EXERCISE DIRECTIONS: From the data that follows, copy every line holding the string "Анализ".

EXTRACTED INFORMATION:
_ _ _ _ _

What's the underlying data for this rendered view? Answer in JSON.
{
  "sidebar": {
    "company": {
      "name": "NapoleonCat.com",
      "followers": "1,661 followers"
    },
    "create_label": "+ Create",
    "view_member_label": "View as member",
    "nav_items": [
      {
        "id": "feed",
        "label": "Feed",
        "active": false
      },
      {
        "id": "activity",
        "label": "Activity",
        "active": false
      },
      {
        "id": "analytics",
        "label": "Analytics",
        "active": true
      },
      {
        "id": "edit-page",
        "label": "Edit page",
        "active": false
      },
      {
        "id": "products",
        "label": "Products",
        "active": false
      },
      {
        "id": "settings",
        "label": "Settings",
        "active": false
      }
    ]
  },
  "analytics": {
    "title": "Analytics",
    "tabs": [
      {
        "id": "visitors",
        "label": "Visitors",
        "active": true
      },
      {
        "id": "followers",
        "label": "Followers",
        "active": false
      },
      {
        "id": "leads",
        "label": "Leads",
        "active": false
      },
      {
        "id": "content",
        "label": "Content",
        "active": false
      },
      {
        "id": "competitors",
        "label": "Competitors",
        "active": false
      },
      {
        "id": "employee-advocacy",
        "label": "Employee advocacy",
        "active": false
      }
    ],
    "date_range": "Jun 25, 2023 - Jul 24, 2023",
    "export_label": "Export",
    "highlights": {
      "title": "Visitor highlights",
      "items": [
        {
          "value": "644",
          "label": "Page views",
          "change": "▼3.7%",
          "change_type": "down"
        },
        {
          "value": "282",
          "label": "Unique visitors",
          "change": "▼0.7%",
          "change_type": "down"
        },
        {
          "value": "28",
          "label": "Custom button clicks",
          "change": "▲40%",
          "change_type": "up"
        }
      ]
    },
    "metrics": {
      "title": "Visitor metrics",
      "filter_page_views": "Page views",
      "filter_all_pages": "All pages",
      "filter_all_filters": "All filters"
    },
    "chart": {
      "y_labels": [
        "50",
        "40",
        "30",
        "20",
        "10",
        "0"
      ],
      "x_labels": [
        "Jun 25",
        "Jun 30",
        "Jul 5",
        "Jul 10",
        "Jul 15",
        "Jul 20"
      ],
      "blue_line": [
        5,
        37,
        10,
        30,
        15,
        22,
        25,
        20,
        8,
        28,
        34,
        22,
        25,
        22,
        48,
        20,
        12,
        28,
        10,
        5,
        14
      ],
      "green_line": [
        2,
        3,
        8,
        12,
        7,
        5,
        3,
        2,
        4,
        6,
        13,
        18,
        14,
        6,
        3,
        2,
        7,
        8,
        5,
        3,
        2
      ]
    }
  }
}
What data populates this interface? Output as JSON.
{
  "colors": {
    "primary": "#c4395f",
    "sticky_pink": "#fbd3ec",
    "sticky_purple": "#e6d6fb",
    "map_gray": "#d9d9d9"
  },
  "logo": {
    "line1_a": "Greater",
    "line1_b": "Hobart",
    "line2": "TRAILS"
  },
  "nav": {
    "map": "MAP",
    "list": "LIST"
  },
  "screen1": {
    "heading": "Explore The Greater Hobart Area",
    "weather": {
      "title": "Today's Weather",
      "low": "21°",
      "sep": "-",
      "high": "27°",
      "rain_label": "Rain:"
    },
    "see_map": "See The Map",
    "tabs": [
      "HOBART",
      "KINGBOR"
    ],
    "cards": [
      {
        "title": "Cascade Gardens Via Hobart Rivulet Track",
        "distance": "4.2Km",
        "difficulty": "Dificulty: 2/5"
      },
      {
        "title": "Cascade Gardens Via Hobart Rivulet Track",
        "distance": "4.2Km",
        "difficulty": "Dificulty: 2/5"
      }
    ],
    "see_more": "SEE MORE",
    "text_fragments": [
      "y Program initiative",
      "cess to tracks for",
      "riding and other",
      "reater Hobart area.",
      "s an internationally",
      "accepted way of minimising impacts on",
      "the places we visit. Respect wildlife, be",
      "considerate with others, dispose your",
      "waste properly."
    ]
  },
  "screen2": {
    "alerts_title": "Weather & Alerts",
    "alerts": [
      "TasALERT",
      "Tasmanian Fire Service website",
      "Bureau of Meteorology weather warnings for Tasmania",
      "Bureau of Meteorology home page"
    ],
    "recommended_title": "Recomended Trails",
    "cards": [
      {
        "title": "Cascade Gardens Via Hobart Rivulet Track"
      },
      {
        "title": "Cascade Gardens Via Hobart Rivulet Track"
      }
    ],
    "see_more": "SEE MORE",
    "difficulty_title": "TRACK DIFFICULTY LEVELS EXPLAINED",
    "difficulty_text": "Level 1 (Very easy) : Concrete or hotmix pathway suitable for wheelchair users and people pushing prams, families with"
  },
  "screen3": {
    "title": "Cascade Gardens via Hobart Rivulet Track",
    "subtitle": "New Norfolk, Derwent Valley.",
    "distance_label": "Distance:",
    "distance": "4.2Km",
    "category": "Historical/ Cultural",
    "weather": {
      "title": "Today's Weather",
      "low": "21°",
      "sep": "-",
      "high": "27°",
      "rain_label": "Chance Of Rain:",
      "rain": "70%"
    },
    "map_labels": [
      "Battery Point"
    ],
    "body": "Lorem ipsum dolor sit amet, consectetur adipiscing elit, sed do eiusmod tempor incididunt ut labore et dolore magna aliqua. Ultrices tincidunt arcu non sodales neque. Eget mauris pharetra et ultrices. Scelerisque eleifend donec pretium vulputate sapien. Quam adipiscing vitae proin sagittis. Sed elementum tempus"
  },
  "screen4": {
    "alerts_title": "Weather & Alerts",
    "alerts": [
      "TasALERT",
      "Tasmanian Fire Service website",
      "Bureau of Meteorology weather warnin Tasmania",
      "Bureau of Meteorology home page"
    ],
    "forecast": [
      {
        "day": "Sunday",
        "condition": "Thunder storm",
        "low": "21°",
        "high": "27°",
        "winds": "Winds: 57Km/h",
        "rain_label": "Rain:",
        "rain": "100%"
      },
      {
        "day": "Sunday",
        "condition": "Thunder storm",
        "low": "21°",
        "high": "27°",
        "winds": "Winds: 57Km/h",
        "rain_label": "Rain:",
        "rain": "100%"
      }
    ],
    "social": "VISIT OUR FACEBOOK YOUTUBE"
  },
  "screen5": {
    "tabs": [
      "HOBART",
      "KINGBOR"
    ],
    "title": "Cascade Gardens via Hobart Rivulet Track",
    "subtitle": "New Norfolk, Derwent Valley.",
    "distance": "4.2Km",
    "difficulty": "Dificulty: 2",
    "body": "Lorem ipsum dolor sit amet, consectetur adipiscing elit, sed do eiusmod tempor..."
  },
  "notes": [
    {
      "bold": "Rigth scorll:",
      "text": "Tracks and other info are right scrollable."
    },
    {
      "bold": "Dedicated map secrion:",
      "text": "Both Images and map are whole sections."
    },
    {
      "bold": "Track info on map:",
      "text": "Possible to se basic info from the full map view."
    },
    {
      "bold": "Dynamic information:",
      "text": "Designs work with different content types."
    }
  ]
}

_ _ _ _ _

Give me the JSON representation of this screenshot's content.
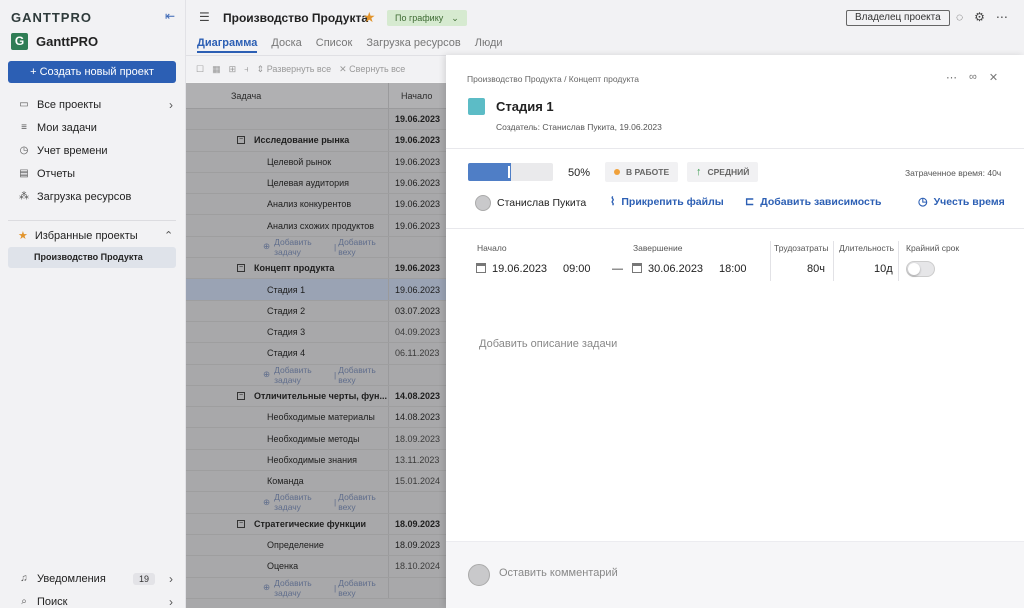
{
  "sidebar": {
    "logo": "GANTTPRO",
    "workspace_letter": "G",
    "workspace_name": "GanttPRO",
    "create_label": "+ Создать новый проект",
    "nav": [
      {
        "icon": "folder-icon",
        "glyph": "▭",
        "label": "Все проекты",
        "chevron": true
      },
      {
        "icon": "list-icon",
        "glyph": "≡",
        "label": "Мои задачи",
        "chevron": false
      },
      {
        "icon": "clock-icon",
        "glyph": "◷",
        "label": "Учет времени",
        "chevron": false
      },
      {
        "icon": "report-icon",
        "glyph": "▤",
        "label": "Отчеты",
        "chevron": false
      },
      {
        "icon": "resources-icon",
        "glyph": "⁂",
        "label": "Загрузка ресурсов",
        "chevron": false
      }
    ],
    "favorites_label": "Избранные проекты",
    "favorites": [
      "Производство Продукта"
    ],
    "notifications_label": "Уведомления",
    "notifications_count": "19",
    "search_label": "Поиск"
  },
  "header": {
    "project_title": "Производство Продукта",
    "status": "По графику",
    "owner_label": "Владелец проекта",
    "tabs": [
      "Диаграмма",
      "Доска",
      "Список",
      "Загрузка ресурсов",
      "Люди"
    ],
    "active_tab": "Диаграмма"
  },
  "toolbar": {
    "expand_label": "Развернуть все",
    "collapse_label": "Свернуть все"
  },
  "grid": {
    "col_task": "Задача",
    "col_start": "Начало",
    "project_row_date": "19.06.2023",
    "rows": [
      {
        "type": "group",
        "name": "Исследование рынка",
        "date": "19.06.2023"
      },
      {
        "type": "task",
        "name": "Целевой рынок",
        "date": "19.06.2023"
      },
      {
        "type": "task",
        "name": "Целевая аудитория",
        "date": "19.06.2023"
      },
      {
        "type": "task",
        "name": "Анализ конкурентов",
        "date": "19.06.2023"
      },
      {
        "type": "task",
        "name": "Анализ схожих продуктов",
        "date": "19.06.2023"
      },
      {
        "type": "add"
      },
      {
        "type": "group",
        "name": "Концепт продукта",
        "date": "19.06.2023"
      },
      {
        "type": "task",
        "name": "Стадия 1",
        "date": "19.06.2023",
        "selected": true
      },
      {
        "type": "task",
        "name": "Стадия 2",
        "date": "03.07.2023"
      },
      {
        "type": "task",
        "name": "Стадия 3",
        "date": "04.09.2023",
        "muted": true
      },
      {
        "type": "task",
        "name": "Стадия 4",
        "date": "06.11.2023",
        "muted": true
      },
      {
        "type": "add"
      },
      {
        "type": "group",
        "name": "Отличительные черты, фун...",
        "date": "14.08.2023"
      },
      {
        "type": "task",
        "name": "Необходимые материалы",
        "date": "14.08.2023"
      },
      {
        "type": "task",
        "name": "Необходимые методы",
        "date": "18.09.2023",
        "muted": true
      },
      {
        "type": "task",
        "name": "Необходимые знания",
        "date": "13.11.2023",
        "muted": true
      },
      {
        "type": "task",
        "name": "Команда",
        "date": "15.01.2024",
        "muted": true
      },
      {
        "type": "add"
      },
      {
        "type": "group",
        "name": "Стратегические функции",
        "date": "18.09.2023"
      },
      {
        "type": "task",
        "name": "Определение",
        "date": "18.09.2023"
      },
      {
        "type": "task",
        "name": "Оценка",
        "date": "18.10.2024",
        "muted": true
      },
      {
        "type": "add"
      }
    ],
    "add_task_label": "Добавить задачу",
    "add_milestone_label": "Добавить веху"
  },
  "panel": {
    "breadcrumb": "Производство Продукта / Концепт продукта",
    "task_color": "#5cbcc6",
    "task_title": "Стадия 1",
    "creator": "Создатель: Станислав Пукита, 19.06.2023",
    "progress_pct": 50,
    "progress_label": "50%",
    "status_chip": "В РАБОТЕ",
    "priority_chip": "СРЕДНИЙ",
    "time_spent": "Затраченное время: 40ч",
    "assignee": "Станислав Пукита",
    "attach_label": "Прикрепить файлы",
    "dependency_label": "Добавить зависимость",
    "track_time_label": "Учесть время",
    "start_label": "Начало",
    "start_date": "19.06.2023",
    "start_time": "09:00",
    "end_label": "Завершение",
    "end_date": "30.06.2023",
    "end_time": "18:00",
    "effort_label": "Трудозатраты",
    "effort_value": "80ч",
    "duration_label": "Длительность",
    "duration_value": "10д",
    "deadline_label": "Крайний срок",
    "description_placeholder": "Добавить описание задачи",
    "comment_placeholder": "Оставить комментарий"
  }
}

_ _ _ _ _

EXERCISE OUTPUT:
        "name": "Анализ конкурентов",
        "name": "Анализ схожих продуктов",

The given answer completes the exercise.